Regan, who inherited the record of an eviction from her late husband, agreed with McCoy.
“Landlords want no part of you if you have an eviction,” Regan said. “You’re locked out of any apartment complexes.”
It’s impossible to talk about Durham’s housing crisis without talking about race, McCoy said. According to a 2014-2018 County Health Report, only 29% of Black residents and 33% of Hispanic and Latinx residents own their homes, while a dramatically larger 64% of white residents do––leaving the groups vulnerable to fluctuating rental prices and impending evictions.
The pandemic has disproportionately affected the two communities, too. Latinx residents, who make up 13.7% of the Durham County population, account for more than half of all COVID-19 cases in the county––whereas white residents, 43% of the population, account for less than 19% of cases. Black residents have also been hit harder than their white counterparts, accounting for more than 25% of cases as 36.9% of the Durham population.
McCoy said there is a “strong possibility” that the combined consequences of Duke’s reopening plan and the coronavirus pandemic will alter Durham’s rental market in the long term.

Exercise data
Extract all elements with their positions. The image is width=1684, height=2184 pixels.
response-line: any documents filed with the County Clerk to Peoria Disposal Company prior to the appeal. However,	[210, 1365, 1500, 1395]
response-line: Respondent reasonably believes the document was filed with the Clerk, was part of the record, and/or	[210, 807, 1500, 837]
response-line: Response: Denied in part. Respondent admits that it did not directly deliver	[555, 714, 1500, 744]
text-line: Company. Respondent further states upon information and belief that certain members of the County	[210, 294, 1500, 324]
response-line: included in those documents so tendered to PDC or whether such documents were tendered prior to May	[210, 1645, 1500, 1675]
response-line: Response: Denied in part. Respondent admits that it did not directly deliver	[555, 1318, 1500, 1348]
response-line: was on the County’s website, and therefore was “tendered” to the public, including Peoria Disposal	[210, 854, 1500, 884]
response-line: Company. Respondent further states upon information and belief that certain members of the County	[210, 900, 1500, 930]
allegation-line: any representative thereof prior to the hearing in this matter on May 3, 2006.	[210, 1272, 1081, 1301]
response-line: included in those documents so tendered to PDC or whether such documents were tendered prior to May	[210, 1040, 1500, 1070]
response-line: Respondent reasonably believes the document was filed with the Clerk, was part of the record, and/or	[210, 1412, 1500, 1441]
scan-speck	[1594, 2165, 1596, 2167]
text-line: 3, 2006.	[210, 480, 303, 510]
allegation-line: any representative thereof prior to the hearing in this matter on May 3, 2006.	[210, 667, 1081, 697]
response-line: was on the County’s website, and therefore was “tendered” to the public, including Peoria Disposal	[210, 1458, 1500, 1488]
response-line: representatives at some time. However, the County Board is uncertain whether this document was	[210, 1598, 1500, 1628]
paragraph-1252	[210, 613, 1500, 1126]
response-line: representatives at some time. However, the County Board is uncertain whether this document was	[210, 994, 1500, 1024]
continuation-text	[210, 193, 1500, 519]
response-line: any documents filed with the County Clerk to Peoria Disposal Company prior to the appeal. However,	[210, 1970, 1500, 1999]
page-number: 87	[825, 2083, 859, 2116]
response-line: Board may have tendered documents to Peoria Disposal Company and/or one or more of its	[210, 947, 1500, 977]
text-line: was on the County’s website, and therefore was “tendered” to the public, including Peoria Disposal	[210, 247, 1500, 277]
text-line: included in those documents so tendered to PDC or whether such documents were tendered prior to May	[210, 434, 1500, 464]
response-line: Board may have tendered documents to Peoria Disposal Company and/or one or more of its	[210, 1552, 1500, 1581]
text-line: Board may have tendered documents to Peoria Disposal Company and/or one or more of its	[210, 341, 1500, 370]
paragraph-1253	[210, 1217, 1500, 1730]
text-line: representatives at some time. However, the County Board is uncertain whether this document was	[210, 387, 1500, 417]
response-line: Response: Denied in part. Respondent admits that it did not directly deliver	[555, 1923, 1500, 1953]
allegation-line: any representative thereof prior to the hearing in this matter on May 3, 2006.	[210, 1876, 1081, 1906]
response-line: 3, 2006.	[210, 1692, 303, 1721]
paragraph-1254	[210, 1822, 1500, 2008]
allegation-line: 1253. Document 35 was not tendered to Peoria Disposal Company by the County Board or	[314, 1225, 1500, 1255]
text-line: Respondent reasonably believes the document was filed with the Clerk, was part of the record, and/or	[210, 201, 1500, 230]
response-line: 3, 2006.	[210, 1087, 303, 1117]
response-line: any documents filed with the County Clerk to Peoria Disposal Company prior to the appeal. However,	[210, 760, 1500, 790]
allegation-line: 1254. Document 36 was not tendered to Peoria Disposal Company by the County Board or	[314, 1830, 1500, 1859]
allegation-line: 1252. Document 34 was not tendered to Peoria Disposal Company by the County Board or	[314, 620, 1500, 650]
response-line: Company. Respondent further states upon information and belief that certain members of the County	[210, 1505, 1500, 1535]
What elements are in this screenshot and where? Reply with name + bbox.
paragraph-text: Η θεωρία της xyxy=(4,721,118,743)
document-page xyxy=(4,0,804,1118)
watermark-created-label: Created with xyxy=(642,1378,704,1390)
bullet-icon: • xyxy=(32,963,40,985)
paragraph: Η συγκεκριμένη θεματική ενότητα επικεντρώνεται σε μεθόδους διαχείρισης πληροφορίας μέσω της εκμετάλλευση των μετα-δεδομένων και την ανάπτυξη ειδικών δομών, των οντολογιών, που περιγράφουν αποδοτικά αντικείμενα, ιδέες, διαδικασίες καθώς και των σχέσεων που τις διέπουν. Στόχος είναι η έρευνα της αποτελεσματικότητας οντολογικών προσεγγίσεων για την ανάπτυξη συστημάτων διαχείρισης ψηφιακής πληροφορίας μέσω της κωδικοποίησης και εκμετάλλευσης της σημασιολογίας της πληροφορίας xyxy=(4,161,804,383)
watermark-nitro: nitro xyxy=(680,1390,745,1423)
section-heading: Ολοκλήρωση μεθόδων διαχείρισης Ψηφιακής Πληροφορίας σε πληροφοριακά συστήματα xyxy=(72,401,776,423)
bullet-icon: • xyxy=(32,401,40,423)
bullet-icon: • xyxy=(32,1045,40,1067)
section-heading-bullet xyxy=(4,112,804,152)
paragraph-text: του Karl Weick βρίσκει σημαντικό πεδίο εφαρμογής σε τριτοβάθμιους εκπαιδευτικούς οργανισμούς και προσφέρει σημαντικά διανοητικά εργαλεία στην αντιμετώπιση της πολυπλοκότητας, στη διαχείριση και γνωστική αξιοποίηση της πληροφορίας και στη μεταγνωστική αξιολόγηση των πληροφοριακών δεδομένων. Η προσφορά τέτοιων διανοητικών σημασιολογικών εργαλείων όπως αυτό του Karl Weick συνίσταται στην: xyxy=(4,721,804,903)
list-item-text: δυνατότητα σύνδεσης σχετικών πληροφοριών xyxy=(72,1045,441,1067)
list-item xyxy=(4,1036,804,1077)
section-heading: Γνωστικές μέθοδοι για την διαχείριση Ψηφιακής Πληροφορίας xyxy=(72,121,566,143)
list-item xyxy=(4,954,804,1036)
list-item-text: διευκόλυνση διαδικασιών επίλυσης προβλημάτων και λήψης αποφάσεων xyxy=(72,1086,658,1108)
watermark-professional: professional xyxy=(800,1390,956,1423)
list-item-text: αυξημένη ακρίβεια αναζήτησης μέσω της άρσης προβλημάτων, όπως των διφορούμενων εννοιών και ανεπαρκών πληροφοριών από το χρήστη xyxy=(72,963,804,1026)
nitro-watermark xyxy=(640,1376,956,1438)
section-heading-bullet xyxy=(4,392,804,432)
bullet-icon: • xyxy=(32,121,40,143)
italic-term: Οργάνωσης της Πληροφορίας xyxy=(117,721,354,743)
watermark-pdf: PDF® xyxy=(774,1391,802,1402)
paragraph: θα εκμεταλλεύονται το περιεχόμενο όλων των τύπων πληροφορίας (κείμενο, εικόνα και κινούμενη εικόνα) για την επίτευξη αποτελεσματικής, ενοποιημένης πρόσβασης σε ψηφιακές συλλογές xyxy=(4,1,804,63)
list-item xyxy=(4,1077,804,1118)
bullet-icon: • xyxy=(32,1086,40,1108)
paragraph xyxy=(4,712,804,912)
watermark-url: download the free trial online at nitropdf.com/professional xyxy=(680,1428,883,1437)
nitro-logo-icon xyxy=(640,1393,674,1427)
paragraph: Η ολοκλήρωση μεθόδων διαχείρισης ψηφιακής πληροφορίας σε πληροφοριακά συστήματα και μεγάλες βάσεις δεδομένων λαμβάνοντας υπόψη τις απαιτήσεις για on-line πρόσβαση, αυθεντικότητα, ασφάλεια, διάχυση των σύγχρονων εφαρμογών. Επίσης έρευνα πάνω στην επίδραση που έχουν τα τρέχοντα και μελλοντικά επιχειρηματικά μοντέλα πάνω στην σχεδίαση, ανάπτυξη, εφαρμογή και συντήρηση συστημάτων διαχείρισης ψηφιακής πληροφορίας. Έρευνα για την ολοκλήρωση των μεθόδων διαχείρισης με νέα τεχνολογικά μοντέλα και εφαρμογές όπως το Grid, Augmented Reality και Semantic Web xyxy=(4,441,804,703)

Work request 1
According to the 2014-2018 County Health Report cited in the Durham housing text, what share of white residents own their homes?
Work request 2
Pick up the Durham housing text after its final sentence and continue it.
The listing stands apart from the Durham housing text.

Response 1
64% of white residents own their homes.

Response 2
“Once the landlords get accustomed to getting rent from a Duke student, what’s the likelihood that they’ll go back to renting for less than that after this year to Durham residents?” he questioned.
Regan said low-income residents aren't able to demand better-quality housing for the same price like she and other Duke students can.
“I have the leverage to say, okay, I’ll just move to another place if they jack up my rent,” she said. “Someone unemployed does not since they can’t prove income to qualify for a new lease elsewhere. You don’t need to prove income if you’re a Duke student.”
She fears residents with less wealth and institutional support will fall prey to landlords “who will charge high rents to low-income families for housing that Duke students might not tolerate.”
Yet others think Duke’s housing decision may not have long-term ripple effects in the Durham housing market. Wendy Jacobs, chair of the Durham Board of County Commissioners, said it’s impossible to know for sure.
“It’s not like people are moving around right now,” she said. “It may not be an issue.”
Still, according to a Pew Research Center survey in early June, nearly one in five Americans changed their residence due to COVID-19 or know someone who did.
Jacobs met with Duke administrators and other city and county leaders last week to discuss the university’s reopening plan. She said she didn’t hear any discussion about the effects of Duke’s plan on the Durham housing market.
“My biggest concern is the impact that Duke students will have on infection rates in the Durham community,” she said.
Michael Schoenfeld, vice president for public affairs and government relations, said the University has been in “constant contact” with local leaders about its reopening plan.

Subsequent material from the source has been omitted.